BEGIN RECORDS TO USE
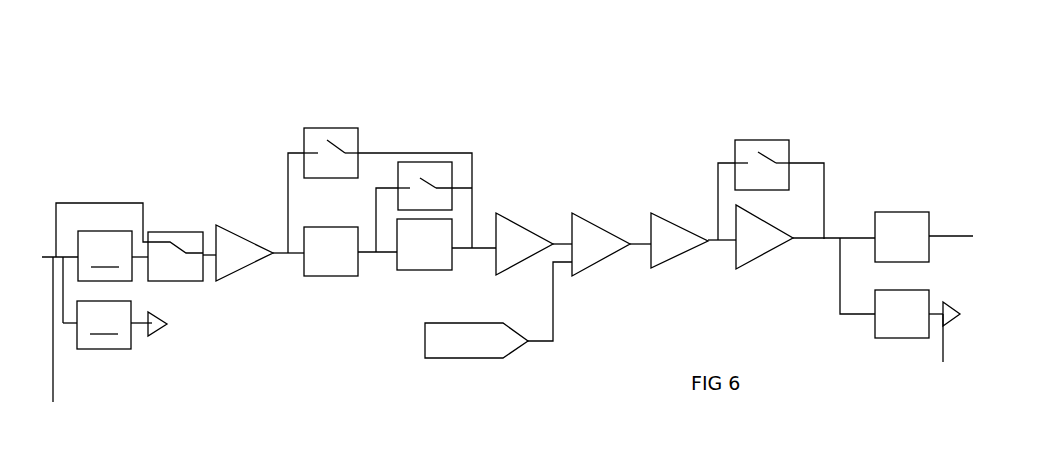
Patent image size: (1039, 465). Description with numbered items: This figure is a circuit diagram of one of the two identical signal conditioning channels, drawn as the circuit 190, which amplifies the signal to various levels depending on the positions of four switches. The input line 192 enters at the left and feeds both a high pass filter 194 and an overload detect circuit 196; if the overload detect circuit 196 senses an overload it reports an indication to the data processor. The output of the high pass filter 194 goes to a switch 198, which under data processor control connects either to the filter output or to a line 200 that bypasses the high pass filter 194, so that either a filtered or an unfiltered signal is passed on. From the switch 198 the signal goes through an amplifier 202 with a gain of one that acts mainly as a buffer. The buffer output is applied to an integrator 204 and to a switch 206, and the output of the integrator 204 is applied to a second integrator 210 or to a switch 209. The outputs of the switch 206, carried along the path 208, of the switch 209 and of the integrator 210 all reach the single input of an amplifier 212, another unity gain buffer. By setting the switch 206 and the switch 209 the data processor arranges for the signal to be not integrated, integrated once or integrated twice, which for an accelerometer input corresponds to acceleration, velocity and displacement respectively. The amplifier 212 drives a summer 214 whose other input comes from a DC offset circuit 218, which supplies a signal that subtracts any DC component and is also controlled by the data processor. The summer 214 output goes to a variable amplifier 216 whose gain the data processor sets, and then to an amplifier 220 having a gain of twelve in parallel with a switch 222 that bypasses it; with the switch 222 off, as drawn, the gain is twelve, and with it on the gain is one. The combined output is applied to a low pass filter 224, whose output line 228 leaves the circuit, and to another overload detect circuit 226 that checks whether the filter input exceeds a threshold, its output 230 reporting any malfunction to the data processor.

The circuit 190 is at (212, 98).
The input line 192 is at (61, 339).
The high pass filter 194 is at (113, 256).
The overload detect circuit 196 is at (115, 303).
The switch 198 is at (162, 232).
The line 200 is at (78, 203).
The amplifier 202 is at (233, 249).
The integrator 204 is at (327, 276).
The switch 206 is at (318, 128).
The feedback path 208 is at (397, 152).
The switch 209 is at (452, 175).
The integrator 210 is at (418, 265).
The amplifier 212 is at (508, 240).
The summer 214 is at (597, 225).
The variable amplifier 216 is at (663, 247).
The DC offset circuit 218 is at (517, 350).
The amplifier 220 is at (758, 237).
The switch 222 is at (750, 137).
The low pass filter 224 is at (905, 212).
The overload detect circuit 226 is at (905, 308).
The line 228 is at (942, 235).
The second output 230 is at (952, 342).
END RECORDS TO USE
DIRECTIVE
Rewrite each listing's lines as a numbered list, omitting blank lines and leaving out the pictures.

OUTPUT OF THE EXERCISE
1. Patent image size: (1039, 465). Description with numbered items: This figure is a circuit diagram of one of the two identical signal conditioning channels, drawn as the circuit 190, which amplifies the signal to various levels depending on the positions of four switches. The input line 192 enters at the left and feeds both a high pass filter 194 and an overload detect circuit 196; if the overload detect circuit 196 senses an overload it reports an indication to the data processor. The output of the high pass filter 194 goes to a switch 198, which under data processor control connects either to the filter output or to a line 200 that bypasses the high pass filter 194, so that either a filtered or an unfiltered signal is passed on. From the switch 198 the signal goes through an amplifier 202 with a gain of one that acts mainly as a buffer. The buffer output is applied to an integrator 204 and to a switch 206, and the output of the integrator 204 is applied to a second integrator 210 or to a switch 209. The outputs of the switch 206, carried along the path 208, of the switch 209 and of the integrator 210 all reach the single input of an amplifier 212, another unity gain buffer. By setting the switch 206 and the switch 209 the data processor arranges for the signal to be not integrated, integrated once or integrated twice, which for an accelerometer input corresponds to acceleration, velocity and displacement respectively. The amplifier 212 drives a summer 214 whose other input comes from a DC offset circuit 218, which supplies a signal that subtracts any DC component and is also controlled by the data processor. The summer 214 output goes to a variable amplifier 216 whose gain the data processor sets, and then to an amplifier 220 having a gain of twelve in parallel with a switch 222 that bypasses it; with the switch 222 off, as drawn, the gain is twelve, and with it on the gain is one. The combined output is applied to a low pass filter 224, whose output line 228 leaves the circuit, and to another overload detect circuit 226 that checks whether the filter input exceeds a threshold, its output 230 reporting any malfunction to the data processor.
2. The circuit 190 is at (212, 98).
3. The input line 192 is at (61, 339).
4. The high pass filter 194 is at (113, 256).
5. The overload detect circuit 196 is at (115, 303).
6. The switch 198 is at (162, 232).
7. The line 200 is at (78, 203).
8. The amplifier 202 is at (233, 249).
9. The integrator 204 is at (327, 276).
10. The switch 206 is at (318, 128).
11. The feedback path 208 is at (397, 152).
12. The switch 209 is at (452, 175).
13. The integrator 210 is at (418, 265).
14. The amplifier 212 is at (508, 240).
15. The summer 214 is at (597, 225).
16. The variable amplifier 216 is at (663, 247).
17. The DC offset circuit 218 is at (517, 350).
18. The amplifier 220 is at (758, 237).
19. The switch 222 is at (750, 137).
20. The low pass filter 224 is at (905, 212).
21. The overload detect circuit 226 is at (905, 308).
22. The line 228 is at (942, 235).
23. The second output 230 is at (952, 342).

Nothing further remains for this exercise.